Write out every entry exactly as it stands.

Stored data:
★ ★ ★ ★ ★
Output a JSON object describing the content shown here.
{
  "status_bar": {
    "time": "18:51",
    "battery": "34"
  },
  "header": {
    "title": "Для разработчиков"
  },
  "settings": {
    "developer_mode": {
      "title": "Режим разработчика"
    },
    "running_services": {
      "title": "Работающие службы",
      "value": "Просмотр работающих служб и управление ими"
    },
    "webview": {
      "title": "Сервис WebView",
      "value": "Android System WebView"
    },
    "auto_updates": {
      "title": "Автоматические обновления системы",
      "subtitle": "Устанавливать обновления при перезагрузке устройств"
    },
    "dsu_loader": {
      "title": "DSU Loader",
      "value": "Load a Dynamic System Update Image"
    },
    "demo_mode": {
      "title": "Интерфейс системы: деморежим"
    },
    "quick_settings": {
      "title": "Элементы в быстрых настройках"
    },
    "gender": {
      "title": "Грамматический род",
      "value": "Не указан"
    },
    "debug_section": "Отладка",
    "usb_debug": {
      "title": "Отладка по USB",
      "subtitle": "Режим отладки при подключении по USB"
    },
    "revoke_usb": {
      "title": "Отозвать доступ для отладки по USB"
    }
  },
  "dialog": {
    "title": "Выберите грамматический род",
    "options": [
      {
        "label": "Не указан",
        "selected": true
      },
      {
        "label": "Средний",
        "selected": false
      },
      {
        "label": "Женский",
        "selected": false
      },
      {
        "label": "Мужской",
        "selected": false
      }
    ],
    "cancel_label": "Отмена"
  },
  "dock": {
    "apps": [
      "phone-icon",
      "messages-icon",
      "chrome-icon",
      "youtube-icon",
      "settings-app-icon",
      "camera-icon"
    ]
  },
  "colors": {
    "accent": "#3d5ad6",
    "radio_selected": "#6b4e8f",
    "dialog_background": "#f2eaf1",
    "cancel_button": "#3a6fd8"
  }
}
★ ★ ★ ★ ★
▶ [OUTPUT FOR THIS EXERCISE]:
Output a JSON object describing the content shown here.
{
  "status_bar": {
    "time": "18:51",
    "battery": "34"
  },
  "header": {
    "title": "Для разработчиков"
  },
  "settings": {
    "developer_mode": {
      "title": "Режим разработчика"
    },
    "running_services": {
      "title": "Работающие службы",
      "value": "Просмотр работающих служб и управление ими"
    },
    "webview": {
      "title": "Сервис WebView",
      "value": "Android System WebView"
    },
    "auto_updates": {
      "title": "Автоматические обновления системы",
      "subtitle": "Устанавливать обновления при перезагрузке устройств"
    },
    "dsu_loader": {
      "title": "DSU Loader",
      "value": "Load a Dynamic System Update Image"
    },
    "demo_mode": {
      "title": "Интерфейс системы: деморежим"
    },
    "quick_settings": {
      "title": "Элементы в быстрых настройках"
    },
    "gender": {
      "title": "Грамматический род",
      "value": "Не указан"
    },
    "debug_section": "Отладка",
    "usb_debug": {
      "title": "Отладка по USB",
      "subtitle": "Режим отладки при подключении по USB"
    },
    "revoke_usb": {
      "title": "Отозвать доступ для отладки по USB"
    }
  },
  "dialog": {
    "title": "Выберите грамматический род",
    "options": [
      {
        "label": "Не указан",
        "selected": true
      },
      {
        "label": "Средний",
        "selected": false
      },
      {
        "label": "Женский",
        "selected": false
      },
      {
        "label": "Мужской",
        "selected": false
      }
    ],
    "cancel_label": "Отмена"
  },
  "dock": {
    "apps": [
      "phone-icon",
      "messages-icon",
      "chrome-icon",
      "youtube-icon",
      "settings-app-icon",
      "camera-icon"
    ]
  },
  "colors": {
    "accent": "#3d5ad6",
    "radio_selected": "#6b4e8f",
    "dialog_background": "#f2eaf1",
    "cancel_button": "#3a6fd8"
  }
}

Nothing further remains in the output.